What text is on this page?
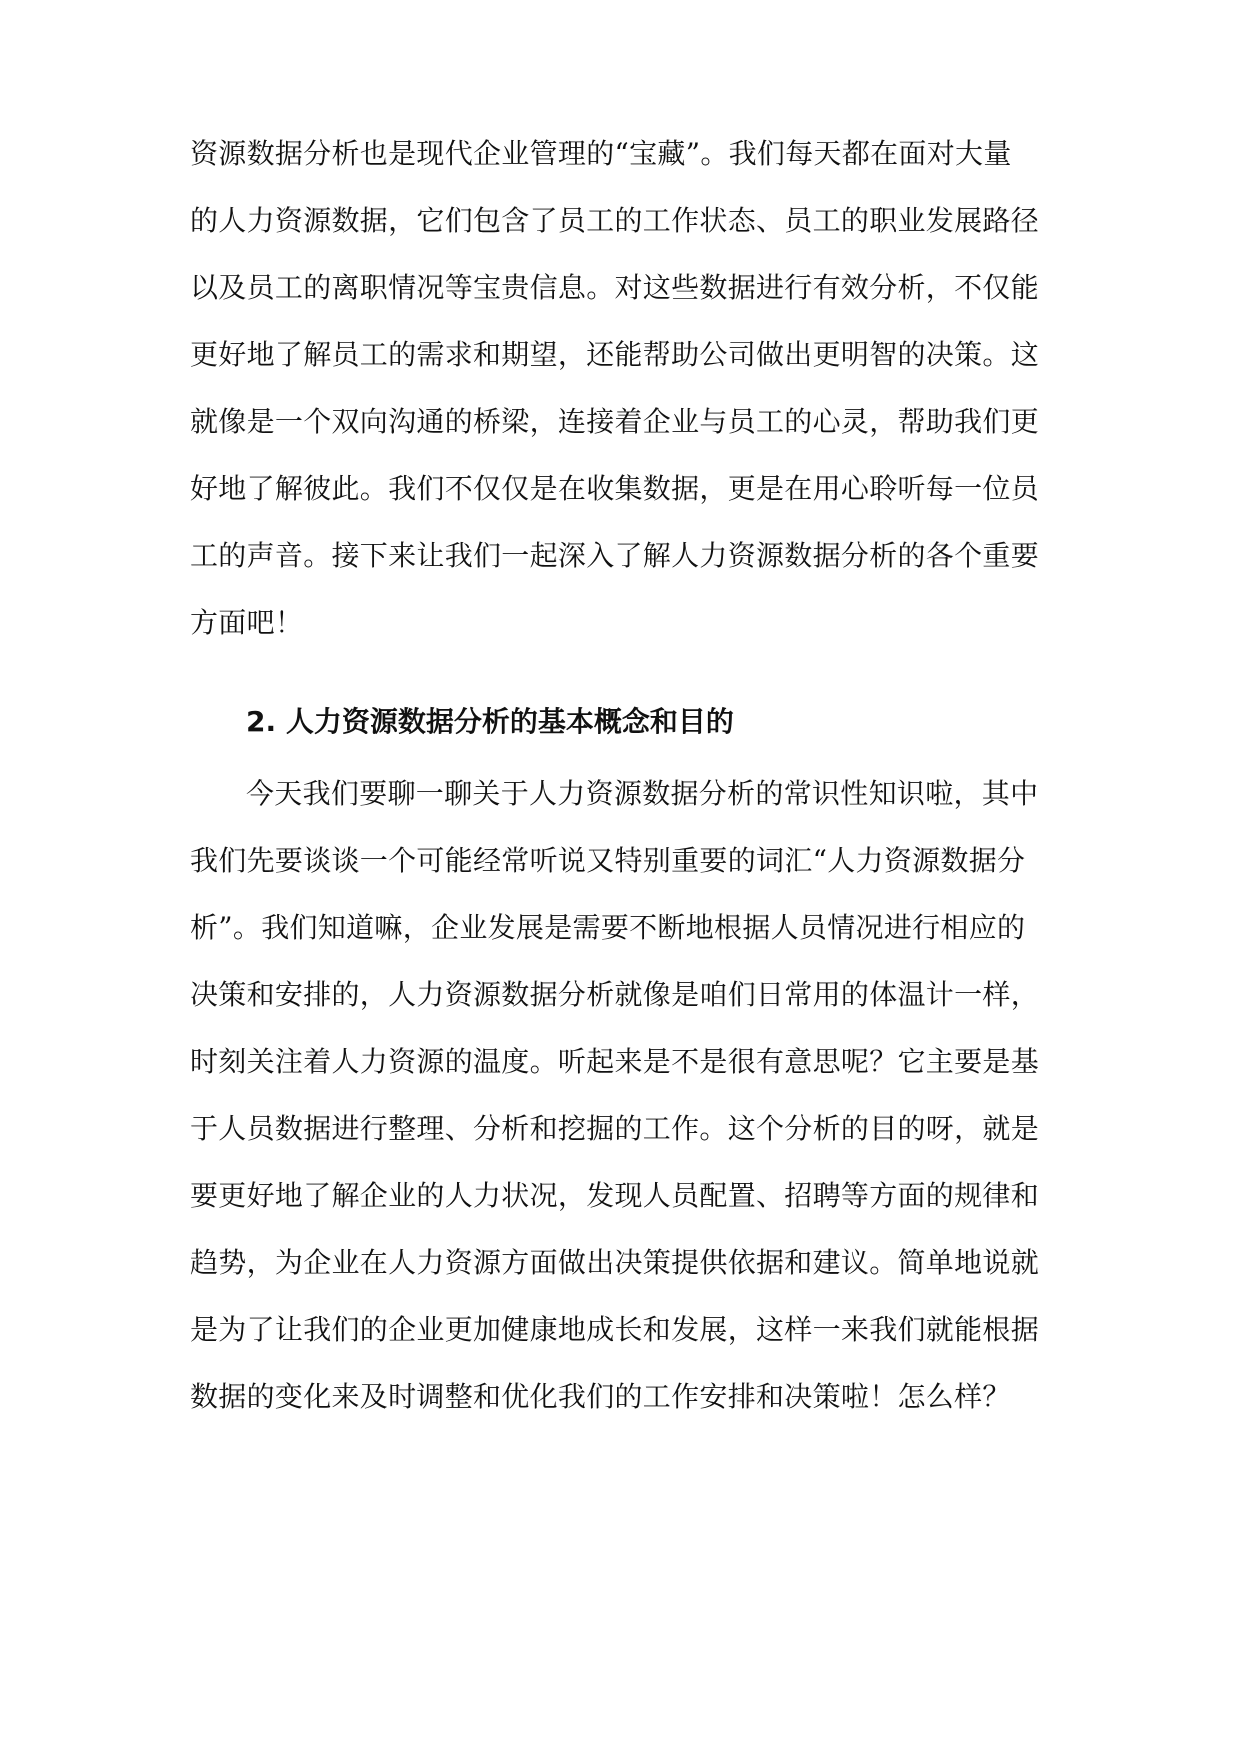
资源数据分析也是现代企业管理的“宝藏”。我们每天都在面对大量
的人力资源数据，它们包含了员工的工作状态、员工的职业发展路径
以及员工的离职情况等宝贵信息。对这些数据进行有效分析，不仅能
更好地了解员工的需求和期望，还能帮助公司做出更明智的决策。这
就像是一个双向沟通的桥梁，连接着企业与员工的心灵，帮助我们更
好地了解彼此。我们不仅仅是在收集数据，更是在用心聆听每一位员
工的声音。接下来让我们一起深入了解人力资源数据分析的各个重要
方面吧！
2. 人力资源数据分析的基本概念和目的
今天我们要聊一聊关于人力资源数据分析的常识性知识啦，其中
我们先要谈谈一个可能经常听说又特别重要的词汇“人力资源数据分
析”。我们知道嘛，企业发展是需要不断地根据人员情况进行相应的
决策和安排的，人力资源数据分析就像是咱们日常用的体温计一样，
时刻关注着人力资源的温度。听起来是不是很有意思呢？它主要是基
于人员数据进行整理、分析和挖掘的工作。这个分析的目的呀，就是
要更好地了解企业的人力状况，发现人员配置、招聘等方面的规律和
趋势，为企业在人力资源方面做出决策提供依据和建议。简单地说就
是为了让我们的企业更加健康地成长和发展，这样一来我们就能根据
数据的变化来及时调整和优化我们的工作安排和决策啦！怎么样？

_ _ _ _ _ _ _

■ **TASK DESCRIPTION**:
The pictures should not appear in the copy; every other part of the records above must be returned exactly.

■ **SOLVED EXERCISE**:
What text is on this page?
资源数据分析也是现代企业管理的“宝藏”。我们每天都在面对大量
的人力资源数据，它们包含了员工的工作状态、员工的职业发展路径
以及员工的离职情况等宝贵信息。对这些数据进行有效分析，不仅能
更好地了解员工的需求和期望，还能帮助公司做出更明智的决策。这
就像是一个双向沟通的桥梁，连接着企业与员工的心灵，帮助我们更
好地了解彼此。我们不仅仅是在收集数据，更是在用心聆听每一位员
工的声音。接下来让我们一起深入了解人力资源数据分析的各个重要
方面吧！
2. 人力资源数据分析的基本概念和目的
今天我们要聊一聊关于人力资源数据分析的常识性知识啦，其中
我们先要谈谈一个可能经常听说又特别重要的词汇“人力资源数据分
析”。我们知道嘛，企业发展是需要不断地根据人员情况进行相应的
决策和安排的，人力资源数据分析就像是咱们日常用的体温计一样，
时刻关注着人力资源的温度。听起来是不是很有意思呢？它主要是基
于人员数据进行整理、分析和挖掘的工作。这个分析的目的呀，就是
要更好地了解企业的人力状况，发现人员配置、招聘等方面的规律和
趋势，为企业在人力资源方面做出决策提供依据和建议。简单地说就
是为了让我们的企业更加健康地成长和发展，这样一来我们就能根据
数据的变化来及时调整和优化我们的工作安排和决策啦！怎么样？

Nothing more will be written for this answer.